Excerpts from a dataset
··········

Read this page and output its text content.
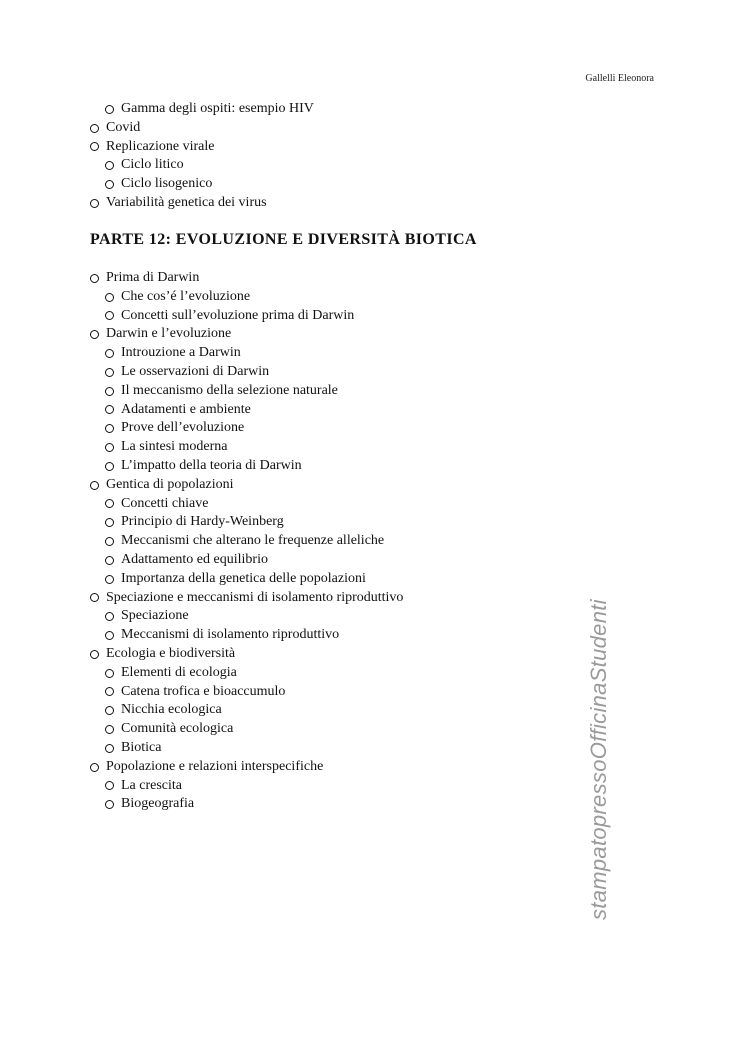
Gallelli Eleonora
Gamma degli ospiti: esempio HIV
Covid
Replicazione virale
Ciclo litico
Ciclo lisogenico
Variabilità genetica dei virus
PARTE 12: EVOLUZIONE E DIVERSITÀ BIOTICA
Prima di Darwin
Che cos’é l’evoluzione
Concetti sull’evoluzione prima di Darwin
Darwin e l’evoluzione
Introuzione a Darwin
Le osservazioni di Darwin
Il meccanismo della selezione naturale
Adatamenti e ambiente
Prove dell’evoluzione
La sintesi moderna
L’impatto della teoria di Darwin
Gentica di popolazioni
Concetti chiave
Principio di Hardy-Weinberg
Meccanismi che alterano le frequenze alleliche
Adattamento ed equilibrio
Importanza della genetica delle popolazioni
Speciazione e meccanismi di isolamento riproduttivo
Speciazione
Meccanismi di isolamento riproduttivo
Ecologia e biodiversità
Elementi di ecologia
Catena trofica e bioaccumulo
Nicchia ecologica
Comunità ecologica
Biotica
Popolazione e relazioni interspecifiche
La crescita
Biogeografia	stampatopressoOfficinaStudenti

··········

WHAT YOU HAVE TO DO:
Your task is to set down each line above verbatim while excluding the pictures.

WRITTEN RESPONSE:
Read this page and output its text content.
Gallelli Eleonora
Gamma degli ospiti: esempio HIV
Covid
Replicazione virale
Ciclo litico
Ciclo lisogenico
Variabilità genetica dei virus
PARTE 12: EVOLUZIONE E DIVERSITÀ BIOTICA
Prima di Darwin
Che cos’é l’evoluzione
Concetti sull’evoluzione prima di Darwin
Darwin e l’evoluzione
Introuzione a Darwin
Le osservazioni di Darwin
Il meccanismo della selezione naturale
Adatamenti e ambiente
Prove dell’evoluzione
La sintesi moderna
L’impatto della teoria di Darwin
Gentica di popolazioni
Concetti chiave
Principio di Hardy-Weinberg
Meccanismi che alterano le frequenze alleliche
Adattamento ed equilibrio
Importanza della genetica delle popolazioni
Speciazione e meccanismi di isolamento riproduttivo
Speciazione
Meccanismi di isolamento riproduttivo
Ecologia e biodiversità
Elementi di ecologia
Catena trofica e bioaccumulo
Nicchia ecologica
Comunità ecologica
Biotica
Popolazione e relazioni interspecifiche
La crescita
Biogeografia	stampatopressoOfficinaStudenti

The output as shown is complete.